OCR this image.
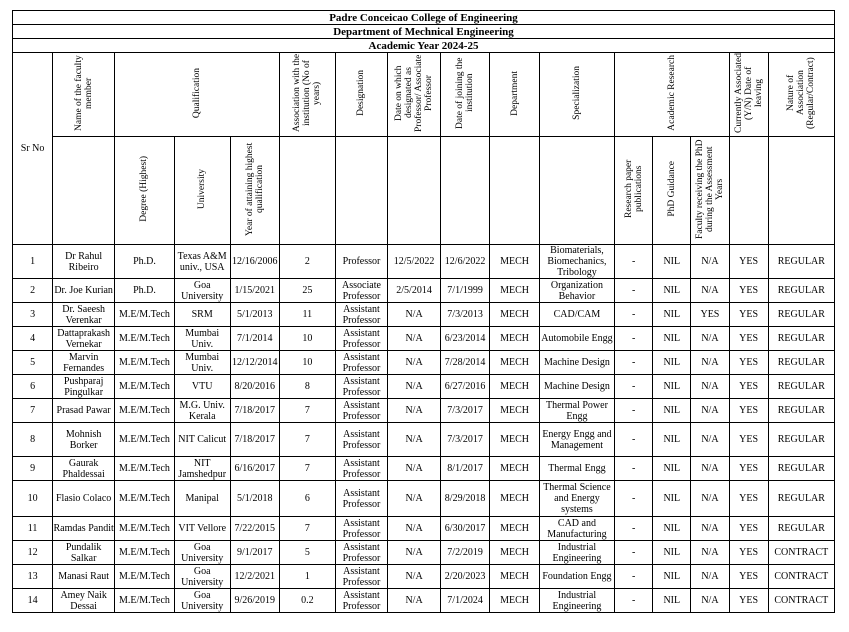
Padre Conceicao College of Engineering															
Department of Mechnical Engineering															
Academic Year 2024-25															
Sr No	Name of the faculty member	Qualification			Association with the institution (No of years)	Designation	Date on which designated as Professor/ Associate Professor	Date of joining the institution	Department	Specialization	Academic Research			Currently Associated (Y/N) Date of leaving	Nature of Association (Regular/Contract)
		Degree (Highest)	University	Year of attaining highest qualification							Research paper publications	PhD Guidance	Faculty receiving the PhD during the Assessment Years		
1	Dr Rahul Ribeiro	Ph.D.	Texas A&M univ., USA	12/16/2006	2	Professor	12/5/2022	12/6/2022	MECH	Biomaterials, Biomechanics, Tribology	-	NIL	N/A	YES	REGULAR
2	Dr. Joe Kurian	Ph.D.	Goa University	1/15/2021	25	Associate Professor	2/5/2014	7/1/1999	MECH	Organization Behavior	-	NIL	N/A	YES	REGULAR
3	Dr. Saeesh Verenkar	M.E/M.Tech	SRM	5/1/2013	11	Assistant Professor	N/A	7/3/2013	MECH	CAD/CAM	-	NIL	YES	YES	REGULAR
4	Dattaprakash Vernekar	M.E/M.Tech	Mumbai Univ.	7/1/2014	10	Assistant Professor	N/A	6/23/2014	MECH	Automobile Engg	-	NIL	N/A	YES	REGULAR
5	Marvin Fernandes	M.E/M.Tech	Mumbai Univ.	12/12/2014	10	Assistant Professor	N/A	7/28/2014	MECH	Machine Design	-	NIL	N/A	YES	REGULAR
6	Pushparaj Pingulkar	M.E/M.Tech	VTU	8/20/2016	8	Assistant Professor	N/A	6/27/2016	MECH	Machine Design	-	NIL	N/A	YES	REGULAR
7	Prasad Pawar	M.E/M.Tech	M.G. Univ. Kerala	7/18/2017	7	Assistant Professor	N/A	7/3/2017	MECH	Thermal Power Engg	-	NIL	N/A	YES	REGULAR
8	Mohnish Borker	M.E/M.Tech	NIT Calicut	7/18/2017	7	Assistant Professor	N/A	7/3/2017	MECH	Energy Engg and Management	-	NIL	N/A	YES	REGULAR
9	Gaurak Phaldessai	M.E/M.Tech	NIT Jamshedpur	6/16/2017	7	Assistant Professor	N/A	8/1/2017	MECH	Thermal Engg	-	NIL	N/A	YES	REGULAR
10	Flasio Colaco	M.E/M.Tech	Manipal	5/1/2018	6	Assistant Professor	N/A	8/29/2018	MECH	Thermal Science and Energy systems	-	NIL	N/A	YES	REGULAR
11	Ramdas Pandit	M.E/M.Tech	VIT Vellore	7/22/2015	7	Assistant Professor	N/A	6/30/2017	MECH	CAD and Manufacturing	-	NIL	N/A	YES	REGULAR
12	Pundalik Salkar	M.E/M.Tech	Goa University	9/1/2017	5	Assistant Professor	N/A	7/2/2019	MECH	Industrial Engineering	-	NIL	N/A	YES	CONTRACT
13	Manasi Raut	M.E/M.Tech	Goa University	12/2/2021	1	Assistant Professor	N/A	2/20/2023	MECH	Foundation Engg	-	NIL	N/A	YES	CONTRACT
14	Amey Naik Dessai	M.E/M.Tech	Goa University	9/26/2019	0.2	Assistant Professor	N/A	7/1/2024	MECH	Industrial Engineering	-	NIL	N/A	YES	CONTRACT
#####
Exercise aim - Repeat the records word for word. Any picture in them should be left out.

Exercise answer -
OCR this image.
Padre Conceicao College of Engineering															
Department of Mechnical Engineering															
Academic Year 2024-25															
Sr No	Name of the faculty member	Qualification			Association with the institution (No of years)	Designation	Date on which designated as Professor/ Associate Professor	Date of joining the institution	Department	Specialization	Academic Research			Currently Associated (Y/N) Date of leaving	Nature of Association (Regular/Contract)
		Degree (Highest)	University	Year of attaining highest qualification							Research paper publications	PhD Guidance	Faculty receiving the PhD during the Assessment Years		
1	Dr Rahul Ribeiro	Ph.D.	Texas A&M univ., USA	12/16/2006	2	Professor	12/5/2022	12/6/2022	MECH	Biomaterials, Biomechanics, Tribology	-	NIL	N/A	YES	REGULAR
2	Dr. Joe Kurian	Ph.D.	Goa University	1/15/2021	25	Associate Professor	2/5/2014	7/1/1999	MECH	Organization Behavior	-	NIL	N/A	YES	REGULAR
3	Dr. Saeesh Verenkar	M.E/M.Tech	SRM	5/1/2013	11	Assistant Professor	N/A	7/3/2013	MECH	CAD/CAM	-	NIL	YES	YES	REGULAR
4	Dattaprakash Vernekar	M.E/M.Tech	Mumbai Univ.	7/1/2014	10	Assistant Professor	N/A	6/23/2014	MECH	Automobile Engg	-	NIL	N/A	YES	REGULAR
5	Marvin Fernandes	M.E/M.Tech	Mumbai Univ.	12/12/2014	10	Assistant Professor	N/A	7/28/2014	MECH	Machine Design	-	NIL	N/A	YES	REGULAR
6	Pushparaj Pingulkar	M.E/M.Tech	VTU	8/20/2016	8	Assistant Professor	N/A	6/27/2016	MECH	Machine Design	-	NIL	N/A	YES	REGULAR
7	Prasad Pawar	M.E/M.Tech	M.G. Univ. Kerala	7/18/2017	7	Assistant Professor	N/A	7/3/2017	MECH	Thermal Power Engg	-	NIL	N/A	YES	REGULAR
8	Mohnish Borker	M.E/M.Tech	NIT Calicut	7/18/2017	7	Assistant Professor	N/A	7/3/2017	MECH	Energy Engg and Management	-	NIL	N/A	YES	REGULAR
9	Gaurak Phaldessai	M.E/M.Tech	NIT Jamshedpur	6/16/2017	7	Assistant Professor	N/A	8/1/2017	MECH	Thermal Engg	-	NIL	N/A	YES	REGULAR
10	Flasio Colaco	M.E/M.Tech	Manipal	5/1/2018	6	Assistant Professor	N/A	8/29/2018	MECH	Thermal Science and Energy systems	-	NIL	N/A	YES	REGULAR
11	Ramdas Pandit	M.E/M.Tech	VIT Vellore	7/22/2015	7	Assistant Professor	N/A	6/30/2017	MECH	CAD and Manufacturing	-	NIL	N/A	YES	REGULAR
12	Pundalik Salkar	M.E/M.Tech	Goa University	9/1/2017	5	Assistant Professor	N/A	7/2/2019	MECH	Industrial Engineering	-	NIL	N/A	YES	CONTRACT
13	Manasi Raut	M.E/M.Tech	Goa University	12/2/2021	1	Assistant Professor	N/A	2/20/2023	MECH	Foundation Engg	-	NIL	N/A	YES	CONTRACT
14	Amey Naik Dessai	M.E/M.Tech	Goa University	9/26/2019	0.2	Assistant Professor	N/A	7/1/2024	MECH	Industrial Engineering	-	NIL	N/A	YES	CONTRACT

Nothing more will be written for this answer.